- **YOUR GOAL**:
Type out the data exactly as given. Skip any image.

Rows from a dataset:
--- --- ---

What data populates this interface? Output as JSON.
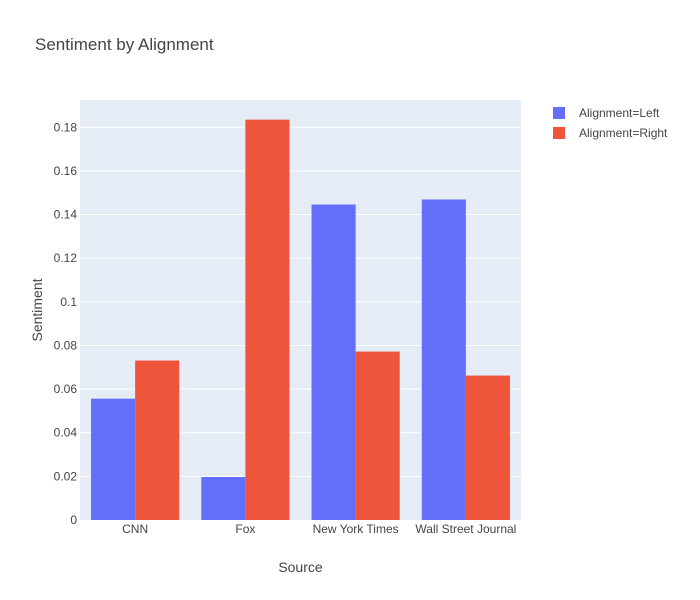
{
  "chart_data": {
    "type": "bar",
    "title": "Sentiment by Alignment",
    "xlabel": "Source",
    "ylabel": "Sentiment",
    "categories": [
      "CNN",
      "Fox",
      "New York Times",
      "Wall Street Journal"
    ],
    "series": [
      {
        "name": "Alignment=Left",
        "color": "#636efa",
        "values": [
          0.0556,
          0.0197,
          0.1446,
          0.1469
        ]
      },
      {
        "name": "Alignment=Right",
        "color": "#ef553b",
        "values": [
          0.0731,
          0.1835,
          0.0772,
          0.0662
        ]
      }
    ],
    "ylim": [
      0,
      0.1925
    ],
    "yticks": [
      0,
      0.02,
      0.04,
      0.06,
      0.08,
      0.1,
      0.12,
      0.14,
      0.16,
      0.18
    ],
    "ytick_labels": [
      "0",
      "0.02",
      "0.04",
      "0.06",
      "0.08",
      "0.1",
      "0.12",
      "0.14",
      "0.16",
      "0.18"
    ],
    "grid": true,
    "plot_background": "#e5ecf6",
    "legend_position": "top-right"
  }
}
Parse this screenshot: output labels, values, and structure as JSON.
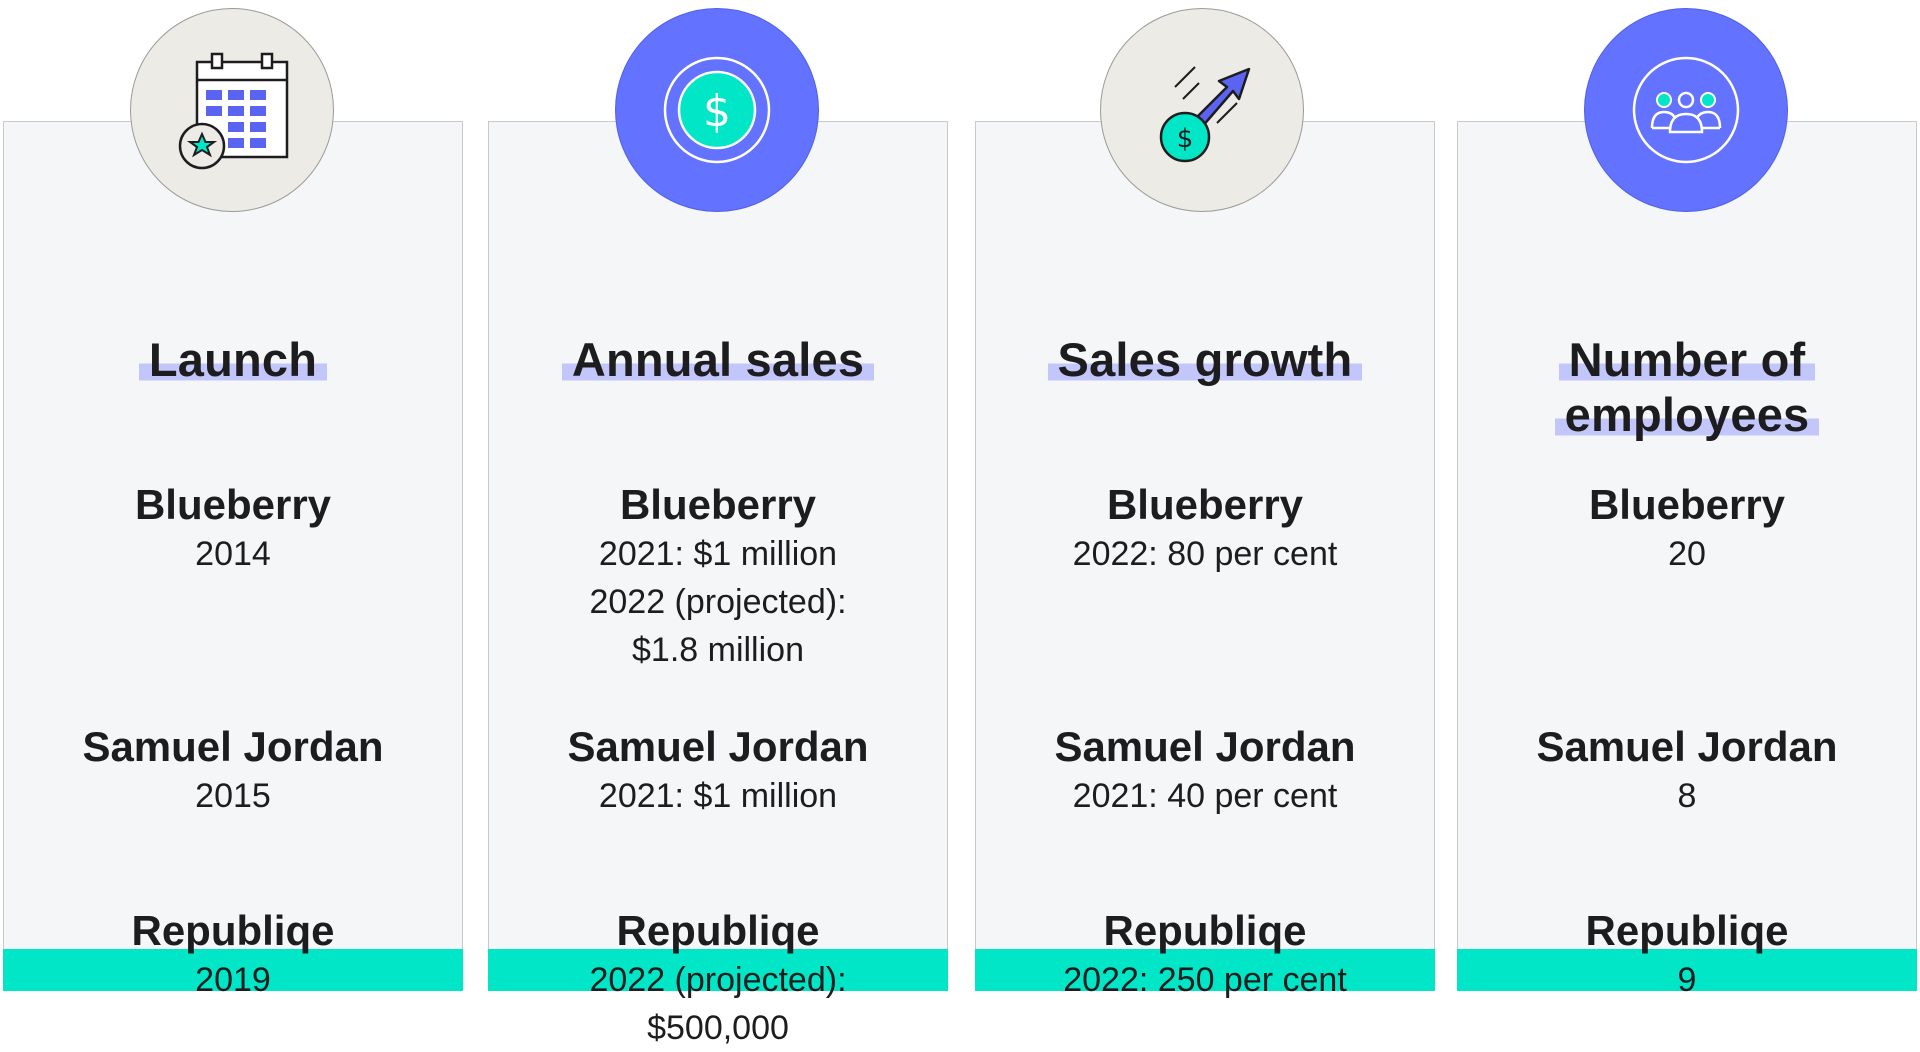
{
  "colors": {
    "card_background": "#f5f6f8",
    "accent_teal": "#00e6c6",
    "accent_blue": "#6372ff",
    "highlight_lavender": "#c3c6fb",
    "badge_beige": "#ecebe5"
  },
  "columns": [
    {
      "icon": "calendar-star-icon",
      "title_lines": [
        "Launch"
      ],
      "entries": [
        {
          "name": "Blueberry",
          "values": [
            "2014"
          ]
        },
        {
          "name": "Samuel Jordan",
          "values": [
            "2015"
          ]
        },
        {
          "name": "Republiqe",
          "values": [
            "2019"
          ]
        }
      ]
    },
    {
      "icon": "dollar-coin-icon",
      "title_lines": [
        "Annual sales"
      ],
      "entries": [
        {
          "name": "Blueberry",
          "values": [
            "2021: $1 million",
            "2022 (projected):",
            "$1.8 million"
          ]
        },
        {
          "name": "Samuel Jordan",
          "values": [
            "2021: $1 million"
          ]
        },
        {
          "name": "Republiqe",
          "values": [
            "2022 (projected):",
            "$500,000"
          ]
        }
      ]
    },
    {
      "icon": "growth-arrow-icon",
      "title_lines": [
        "Sales growth"
      ],
      "entries": [
        {
          "name": "Blueberry",
          "values": [
            "2022: 80 per cent"
          ]
        },
        {
          "name": "Samuel Jordan",
          "values": [
            "2021: 40 per cent"
          ]
        },
        {
          "name": "Republiqe",
          "values": [
            "2022: 250 per cent"
          ]
        }
      ]
    },
    {
      "icon": "people-group-icon",
      "title_lines": [
        "Number of",
        "employees"
      ],
      "entries": [
        {
          "name": "Blueberry",
          "values": [
            "20"
          ]
        },
        {
          "name": "Samuel Jordan",
          "values": [
            "8"
          ]
        },
        {
          "name": "Republiqe",
          "values": [
            "9"
          ]
        }
      ]
    }
  ]
}
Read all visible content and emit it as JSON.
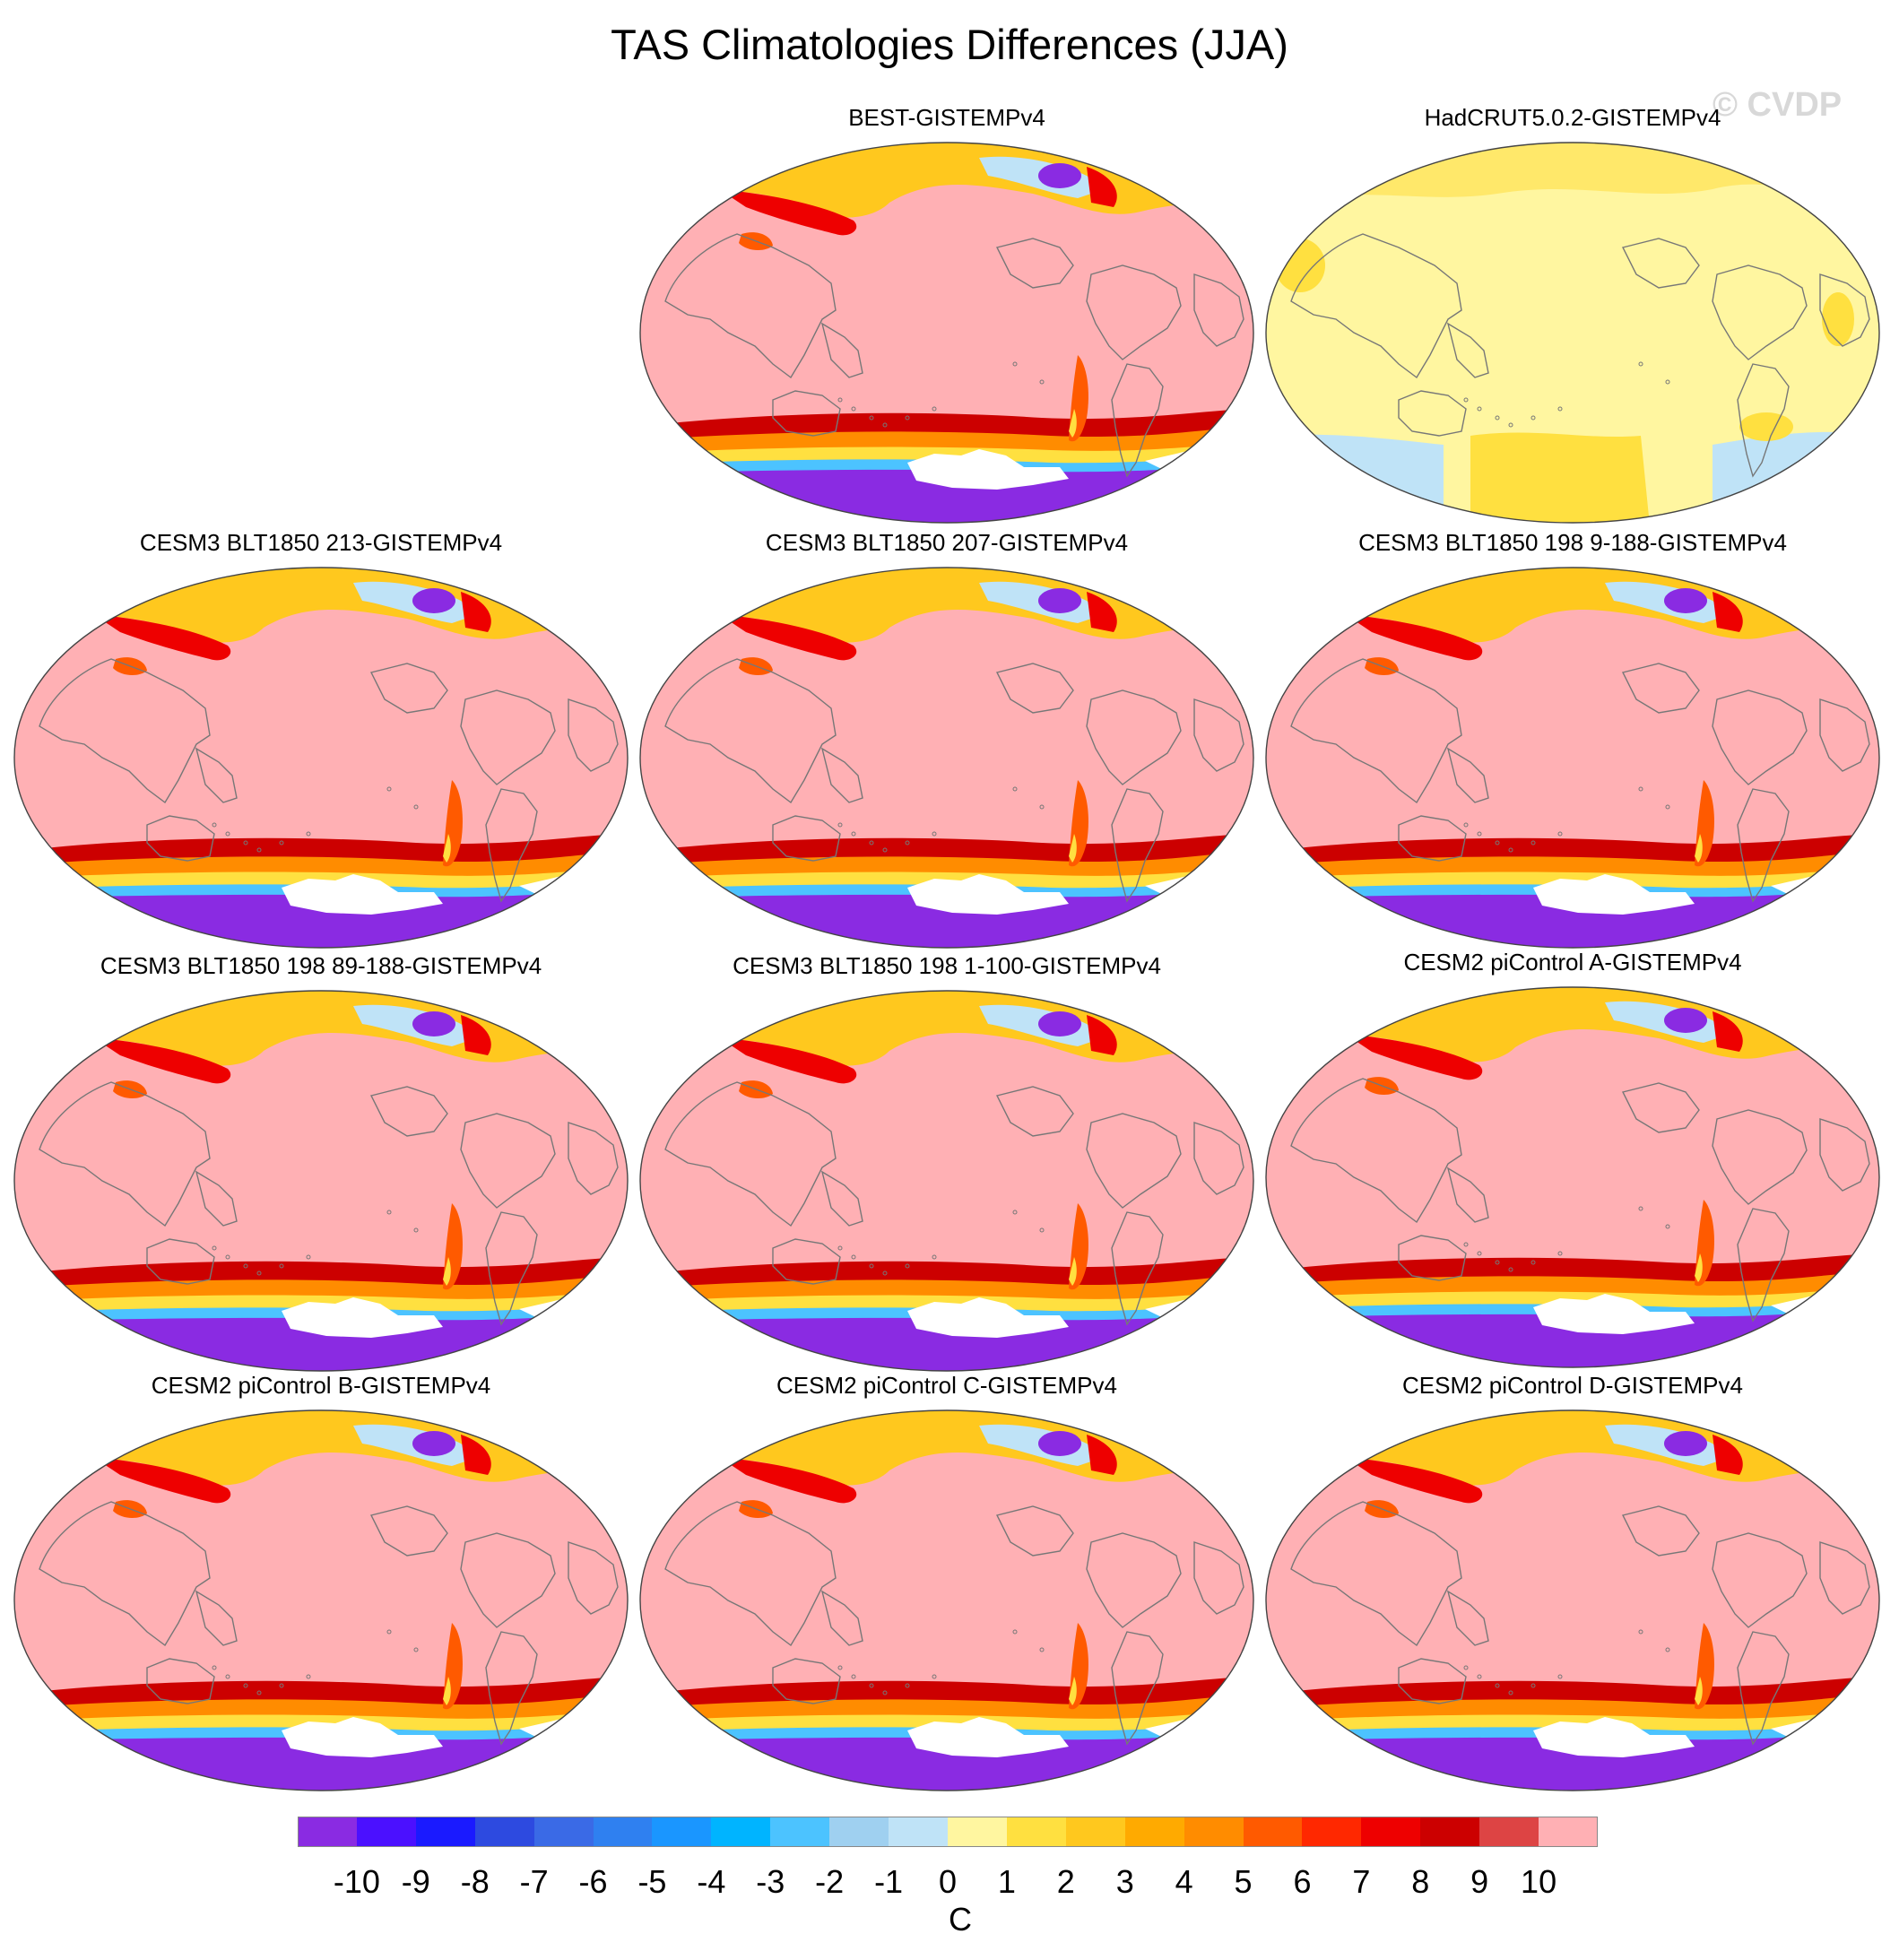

--- --- ---

- **THE RESPONSE**:
What data populates this interface? Output as JSON.
{
  "chart_data": {
    "type": "bar",
    "title": "Sentiment by Alignment",
    "xlabel": "Source",
    "ylabel": "Sentiment",
    "categories": [
      "CNN",
      "Fox",
      "New York Times",
      "Wall Street Journal"
    ],
    "series": [
      {
        "name": "Alignment=Left",
        "color": "#636efa",
        "values": [
          0.0556,
          0.0197,
          0.1446,
          0.1469
        ]
      },
      {
        "name": "Alignment=Right",
        "color": "#ef553b",
        "values": [
          0.0731,
          0.1835,
          0.0772,
          0.0662
        ]
      }
    ],
    "ylim": [
      0,
      0.1925
    ],
    "yticks": [
      0,
      0.02,
      0.04,
      0.06,
      0.08,
      0.1,
      0.12,
      0.14,
      0.16,
      0.18
    ],
    "ytick_labels": [
      "0",
      "0.02",
      "0.04",
      "0.06",
      "0.08",
      "0.1",
      "0.12",
      "0.14",
      "0.16",
      "0.18"
    ],
    "grid": true,
    "plot_background": "#e5ecf6",
    "legend_position": "top-right"
  }
}
Parse this screenshot: output labels, values, and structure as JSON.
{
  "colors": {
    "card_background": "#f5f6f8",
    "accent_teal": "#00e6c6",
    "accent_blue": "#6372ff",
    "highlight_lavender": "#c3c6fb",
    "badge_beige": "#ecebe5"
  },
  "columns": [
    {
      "icon": "calendar-star-icon",
      "title_lines": [
        "Launch"
      ],
      "entries": [
        {
          "name": "Blueberry",
          "values": [
            "2014"
          ]
        },
        {
          "name": "Samuel Jordan",
          "values": [
            "2015"
          ]
        },
        {
          "name": "Republiqe",
          "values": [
            "2019"
          ]
        }
      ]
    },
    {
      "icon": "dollar-coin-icon",
      "title_lines": [
        "Annual sales"
      ],
      "entries": [
        {
          "name": "Blueberry",
          "values": [
            "2021: $1 million",
            "2022 (projected):",
            "$1.8 million"
          ]
        },
        {
          "name": "Samuel Jordan",
          "values": [
            "2021: $1 million"
          ]
        },
        {
          "name": "Republiqe",
          "values": [
            "2022 (projected):",
            "$500,000"
          ]
        }
      ]
    },
    {
      "icon": "growth-arrow-icon",
      "title_lines": [
        "Sales growth"
      ],
      "entries": [
        {
          "name": "Blueberry",
          "values": [
            "2022: 80 per cent"
          ]
        },
        {
          "name": "Samuel Jordan",
          "values": [
            "2021: 40 per cent"
          ]
        },
        {
          "name": "Republiqe",
          "values": [
            "2022: 250 per cent"
          ]
        }
      ]
    },
    {
      "icon": "people-group-icon",
      "title_lines": [
        "Number of",
        "employees"
      ],
      "entries": [
        {
          "name": "Blueberry",
          "values": [
            "20"
          ]
        },
        {
          "name": "Samuel Jordan",
          "values": [
            "8"
          ]
        },
        {
          "name": "Republiqe",
          "values": [
            "9"
          ]
        }
      ]
    }
  ]
}
Read all visible content and emit it as JSON.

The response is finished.